## Instruction
State only the number of lines that include "comment".

────────────────

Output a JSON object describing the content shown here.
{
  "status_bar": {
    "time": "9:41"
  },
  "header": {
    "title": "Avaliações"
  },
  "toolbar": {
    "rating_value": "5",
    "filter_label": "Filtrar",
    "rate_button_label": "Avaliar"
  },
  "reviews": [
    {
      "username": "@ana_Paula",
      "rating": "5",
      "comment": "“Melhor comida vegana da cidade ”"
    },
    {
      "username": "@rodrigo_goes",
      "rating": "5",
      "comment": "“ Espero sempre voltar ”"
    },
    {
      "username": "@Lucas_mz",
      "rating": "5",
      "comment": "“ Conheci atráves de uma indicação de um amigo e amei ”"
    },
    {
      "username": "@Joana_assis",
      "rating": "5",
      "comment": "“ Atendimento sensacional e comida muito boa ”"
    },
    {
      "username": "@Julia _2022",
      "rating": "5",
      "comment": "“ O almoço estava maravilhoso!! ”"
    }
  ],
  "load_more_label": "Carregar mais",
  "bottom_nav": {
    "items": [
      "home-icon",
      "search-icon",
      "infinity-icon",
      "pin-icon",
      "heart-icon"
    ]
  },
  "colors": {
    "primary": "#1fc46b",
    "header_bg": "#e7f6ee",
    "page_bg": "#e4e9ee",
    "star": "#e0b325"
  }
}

────────────────

## Finished task
5